__Input for this task__:
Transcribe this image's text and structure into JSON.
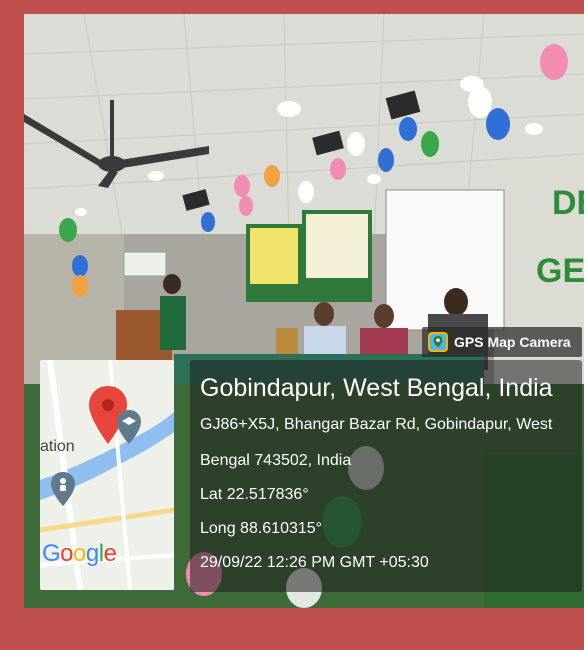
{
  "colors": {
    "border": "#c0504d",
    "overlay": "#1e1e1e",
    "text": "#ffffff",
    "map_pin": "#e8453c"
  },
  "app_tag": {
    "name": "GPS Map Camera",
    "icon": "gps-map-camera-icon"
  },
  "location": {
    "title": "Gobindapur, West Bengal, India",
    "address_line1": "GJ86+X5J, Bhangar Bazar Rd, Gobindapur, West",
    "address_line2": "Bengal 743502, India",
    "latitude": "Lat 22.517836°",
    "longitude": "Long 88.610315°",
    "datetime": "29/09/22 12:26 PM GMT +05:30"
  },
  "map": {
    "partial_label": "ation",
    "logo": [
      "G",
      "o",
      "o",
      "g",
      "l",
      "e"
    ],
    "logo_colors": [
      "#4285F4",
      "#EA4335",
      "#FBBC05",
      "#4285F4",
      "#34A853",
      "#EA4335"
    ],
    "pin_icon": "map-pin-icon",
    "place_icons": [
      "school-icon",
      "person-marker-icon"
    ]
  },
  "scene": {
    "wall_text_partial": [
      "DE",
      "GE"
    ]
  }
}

__Do this__: Your task is to transcribe all of the records precisely, with no images included.

__Answer in full__:
Transcribe this image's text and structure into JSON.
{
  "colors": {
    "border": "#c0504d",
    "overlay": "#1e1e1e",
    "text": "#ffffff",
    "map_pin": "#e8453c"
  },
  "app_tag": {
    "name": "GPS Map Camera",
    "icon": "gps-map-camera-icon"
  },
  "location": {
    "title": "Gobindapur, West Bengal, India",
    "address_line1": "GJ86+X5J, Bhangar Bazar Rd, Gobindapur, West",
    "address_line2": "Bengal 743502, India",
    "latitude": "Lat 22.517836°",
    "longitude": "Long 88.610315°",
    "datetime": "29/09/22 12:26 PM GMT +05:30"
  },
  "map": {
    "partial_label": "ation",
    "logo": [
      "G",
      "o",
      "o",
      "g",
      "l",
      "e"
    ],
    "logo_colors": [
      "#4285F4",
      "#EA4335",
      "#FBBC05",
      "#4285F4",
      "#34A853",
      "#EA4335"
    ],
    "pin_icon": "map-pin-icon",
    "place_icons": [
      "school-icon",
      "person-marker-icon"
    ]
  },
  "scene": {
    "wall_text_partial": [
      "DE",
      "GE"
    ]
  }
}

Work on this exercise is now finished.